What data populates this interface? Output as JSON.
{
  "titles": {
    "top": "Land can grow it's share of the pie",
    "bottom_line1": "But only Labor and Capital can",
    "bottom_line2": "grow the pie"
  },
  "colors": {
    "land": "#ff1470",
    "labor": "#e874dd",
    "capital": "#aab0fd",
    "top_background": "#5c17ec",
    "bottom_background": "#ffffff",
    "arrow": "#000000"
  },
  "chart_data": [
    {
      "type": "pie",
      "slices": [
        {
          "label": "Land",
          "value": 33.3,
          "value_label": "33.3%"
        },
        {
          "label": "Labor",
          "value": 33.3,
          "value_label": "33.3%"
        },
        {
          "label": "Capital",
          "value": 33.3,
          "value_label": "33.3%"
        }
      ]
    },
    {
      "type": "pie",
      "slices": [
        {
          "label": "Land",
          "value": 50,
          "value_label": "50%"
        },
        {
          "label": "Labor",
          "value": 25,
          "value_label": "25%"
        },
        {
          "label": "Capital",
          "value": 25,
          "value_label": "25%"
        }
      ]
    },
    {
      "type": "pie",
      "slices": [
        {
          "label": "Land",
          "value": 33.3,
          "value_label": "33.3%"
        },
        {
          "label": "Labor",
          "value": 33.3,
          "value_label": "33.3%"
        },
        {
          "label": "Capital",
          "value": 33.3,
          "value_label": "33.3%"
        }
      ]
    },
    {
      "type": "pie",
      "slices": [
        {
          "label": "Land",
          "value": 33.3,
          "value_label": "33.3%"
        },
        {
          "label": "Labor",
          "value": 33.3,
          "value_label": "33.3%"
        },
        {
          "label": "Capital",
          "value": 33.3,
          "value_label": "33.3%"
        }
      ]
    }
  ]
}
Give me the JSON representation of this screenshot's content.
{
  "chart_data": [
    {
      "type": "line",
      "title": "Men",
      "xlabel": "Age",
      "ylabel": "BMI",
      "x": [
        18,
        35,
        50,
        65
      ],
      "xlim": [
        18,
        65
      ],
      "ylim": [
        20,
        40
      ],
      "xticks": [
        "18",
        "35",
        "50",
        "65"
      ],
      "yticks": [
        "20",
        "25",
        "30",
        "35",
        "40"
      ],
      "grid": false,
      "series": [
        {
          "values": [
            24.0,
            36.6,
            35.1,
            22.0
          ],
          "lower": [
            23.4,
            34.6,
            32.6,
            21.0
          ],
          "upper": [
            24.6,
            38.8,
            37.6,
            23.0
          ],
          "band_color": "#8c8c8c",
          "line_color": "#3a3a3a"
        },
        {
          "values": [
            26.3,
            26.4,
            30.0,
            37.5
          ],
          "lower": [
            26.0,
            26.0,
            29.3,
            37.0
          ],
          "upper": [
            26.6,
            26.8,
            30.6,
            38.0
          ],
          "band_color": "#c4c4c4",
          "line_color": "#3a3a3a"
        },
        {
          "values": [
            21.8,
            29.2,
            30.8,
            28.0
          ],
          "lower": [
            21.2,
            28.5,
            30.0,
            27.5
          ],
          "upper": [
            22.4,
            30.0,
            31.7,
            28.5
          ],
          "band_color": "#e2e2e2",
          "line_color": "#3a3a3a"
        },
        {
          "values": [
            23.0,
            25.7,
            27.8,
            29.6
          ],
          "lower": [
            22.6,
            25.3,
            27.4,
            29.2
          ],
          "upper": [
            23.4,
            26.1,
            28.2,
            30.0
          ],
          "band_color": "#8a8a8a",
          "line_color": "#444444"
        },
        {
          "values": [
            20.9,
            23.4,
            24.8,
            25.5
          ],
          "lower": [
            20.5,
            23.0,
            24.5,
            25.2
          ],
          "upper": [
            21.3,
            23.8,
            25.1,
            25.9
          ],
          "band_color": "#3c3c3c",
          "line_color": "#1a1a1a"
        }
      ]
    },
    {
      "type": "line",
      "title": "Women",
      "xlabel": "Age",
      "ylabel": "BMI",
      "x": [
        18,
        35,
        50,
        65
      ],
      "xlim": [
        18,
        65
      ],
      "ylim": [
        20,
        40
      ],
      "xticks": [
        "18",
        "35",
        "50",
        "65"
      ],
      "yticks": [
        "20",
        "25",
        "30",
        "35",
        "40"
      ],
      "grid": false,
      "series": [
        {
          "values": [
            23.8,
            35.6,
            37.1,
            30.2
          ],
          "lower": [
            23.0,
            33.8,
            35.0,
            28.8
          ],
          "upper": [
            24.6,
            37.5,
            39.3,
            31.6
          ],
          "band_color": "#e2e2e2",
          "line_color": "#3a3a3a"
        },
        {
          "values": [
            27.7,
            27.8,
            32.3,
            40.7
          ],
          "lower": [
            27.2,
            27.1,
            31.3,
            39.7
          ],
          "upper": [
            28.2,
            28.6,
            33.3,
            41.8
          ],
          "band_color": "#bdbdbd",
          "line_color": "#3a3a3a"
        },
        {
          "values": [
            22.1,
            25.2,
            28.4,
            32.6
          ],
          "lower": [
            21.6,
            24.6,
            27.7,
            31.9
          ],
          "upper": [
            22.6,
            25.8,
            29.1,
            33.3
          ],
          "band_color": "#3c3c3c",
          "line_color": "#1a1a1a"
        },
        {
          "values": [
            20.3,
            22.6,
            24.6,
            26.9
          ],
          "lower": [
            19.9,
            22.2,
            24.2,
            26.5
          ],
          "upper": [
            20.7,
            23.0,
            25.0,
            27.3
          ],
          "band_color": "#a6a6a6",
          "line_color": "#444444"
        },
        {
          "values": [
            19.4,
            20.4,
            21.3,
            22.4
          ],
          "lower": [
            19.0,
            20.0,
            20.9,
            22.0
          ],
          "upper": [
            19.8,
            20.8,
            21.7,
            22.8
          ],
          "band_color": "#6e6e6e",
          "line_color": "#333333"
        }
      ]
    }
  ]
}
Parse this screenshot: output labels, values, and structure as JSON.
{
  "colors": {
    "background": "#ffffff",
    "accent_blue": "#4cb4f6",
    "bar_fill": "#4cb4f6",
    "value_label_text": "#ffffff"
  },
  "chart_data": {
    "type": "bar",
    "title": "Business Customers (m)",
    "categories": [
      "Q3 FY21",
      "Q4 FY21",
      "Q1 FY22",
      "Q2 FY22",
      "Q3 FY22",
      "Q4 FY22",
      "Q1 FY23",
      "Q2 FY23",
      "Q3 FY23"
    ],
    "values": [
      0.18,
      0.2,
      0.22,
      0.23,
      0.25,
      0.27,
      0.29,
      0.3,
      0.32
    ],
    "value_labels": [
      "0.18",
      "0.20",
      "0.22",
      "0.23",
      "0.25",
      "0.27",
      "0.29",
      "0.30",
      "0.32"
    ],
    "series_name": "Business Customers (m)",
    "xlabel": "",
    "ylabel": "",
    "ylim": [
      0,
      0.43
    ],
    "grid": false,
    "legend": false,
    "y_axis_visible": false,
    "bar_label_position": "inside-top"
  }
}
------------
▶ _WORK TO BE COMPLETED_:
Search the entries for the word "grow" and pick out every line that holds it.

▶ _ANSWER TO THIS TASK_:
    "top": "Land can grow it's share of the pie",
    "bottom_line2": "grow the pie"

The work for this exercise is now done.